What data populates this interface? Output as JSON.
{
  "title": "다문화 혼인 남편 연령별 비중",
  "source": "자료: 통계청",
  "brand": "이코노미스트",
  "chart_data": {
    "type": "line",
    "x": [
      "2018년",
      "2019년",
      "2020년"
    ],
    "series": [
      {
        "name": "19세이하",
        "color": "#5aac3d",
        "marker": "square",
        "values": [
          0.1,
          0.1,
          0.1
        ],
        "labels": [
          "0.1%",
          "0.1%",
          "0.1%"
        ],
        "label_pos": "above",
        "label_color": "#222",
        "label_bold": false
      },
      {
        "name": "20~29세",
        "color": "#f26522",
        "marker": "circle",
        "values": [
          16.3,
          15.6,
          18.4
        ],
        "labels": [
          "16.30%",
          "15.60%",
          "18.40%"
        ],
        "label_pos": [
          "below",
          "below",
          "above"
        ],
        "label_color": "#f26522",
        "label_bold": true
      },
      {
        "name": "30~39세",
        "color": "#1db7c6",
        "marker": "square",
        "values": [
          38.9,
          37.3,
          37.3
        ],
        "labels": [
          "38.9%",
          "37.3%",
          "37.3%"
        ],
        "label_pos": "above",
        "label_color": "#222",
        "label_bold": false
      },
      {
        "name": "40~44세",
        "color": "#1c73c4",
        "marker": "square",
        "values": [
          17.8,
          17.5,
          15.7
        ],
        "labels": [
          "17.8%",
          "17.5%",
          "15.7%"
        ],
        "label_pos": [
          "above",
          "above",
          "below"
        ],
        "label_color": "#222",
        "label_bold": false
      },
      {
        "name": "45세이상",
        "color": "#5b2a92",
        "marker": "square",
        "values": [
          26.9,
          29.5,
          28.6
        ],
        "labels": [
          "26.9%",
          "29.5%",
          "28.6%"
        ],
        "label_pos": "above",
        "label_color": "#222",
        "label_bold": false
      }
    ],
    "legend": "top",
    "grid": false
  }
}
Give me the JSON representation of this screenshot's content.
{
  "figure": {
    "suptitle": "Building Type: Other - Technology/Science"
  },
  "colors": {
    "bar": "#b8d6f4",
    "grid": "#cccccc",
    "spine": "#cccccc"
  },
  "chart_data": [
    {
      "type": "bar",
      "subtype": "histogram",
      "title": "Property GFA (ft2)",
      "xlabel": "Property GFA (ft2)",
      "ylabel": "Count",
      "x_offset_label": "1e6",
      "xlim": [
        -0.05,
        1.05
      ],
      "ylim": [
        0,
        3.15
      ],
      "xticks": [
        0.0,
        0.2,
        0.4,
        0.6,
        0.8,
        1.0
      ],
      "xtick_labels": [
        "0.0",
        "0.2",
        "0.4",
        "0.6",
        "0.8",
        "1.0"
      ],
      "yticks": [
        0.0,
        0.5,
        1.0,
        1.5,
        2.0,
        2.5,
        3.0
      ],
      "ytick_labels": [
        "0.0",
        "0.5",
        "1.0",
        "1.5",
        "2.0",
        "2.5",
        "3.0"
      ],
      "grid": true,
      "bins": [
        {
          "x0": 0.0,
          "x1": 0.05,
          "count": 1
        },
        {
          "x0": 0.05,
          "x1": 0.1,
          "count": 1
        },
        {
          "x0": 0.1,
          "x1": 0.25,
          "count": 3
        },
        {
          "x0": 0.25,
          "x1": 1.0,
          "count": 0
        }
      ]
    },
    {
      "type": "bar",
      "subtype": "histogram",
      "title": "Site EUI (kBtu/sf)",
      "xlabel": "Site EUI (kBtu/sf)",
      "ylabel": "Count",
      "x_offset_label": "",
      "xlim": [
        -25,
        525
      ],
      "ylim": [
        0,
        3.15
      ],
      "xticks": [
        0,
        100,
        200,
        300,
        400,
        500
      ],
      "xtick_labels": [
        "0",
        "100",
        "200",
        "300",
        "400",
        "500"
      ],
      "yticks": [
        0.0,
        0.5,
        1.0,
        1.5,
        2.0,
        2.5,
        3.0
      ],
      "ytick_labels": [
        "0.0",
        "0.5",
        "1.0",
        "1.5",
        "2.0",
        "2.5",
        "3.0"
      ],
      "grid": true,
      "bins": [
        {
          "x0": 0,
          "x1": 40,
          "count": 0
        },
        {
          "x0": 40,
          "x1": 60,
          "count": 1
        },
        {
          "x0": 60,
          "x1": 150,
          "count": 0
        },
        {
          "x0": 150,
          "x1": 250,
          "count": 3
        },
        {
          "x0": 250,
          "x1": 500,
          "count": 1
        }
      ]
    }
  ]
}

——————

● Aim of the task
How many of the lines above include the string "name"? Reply with the number by itself.

● The response
5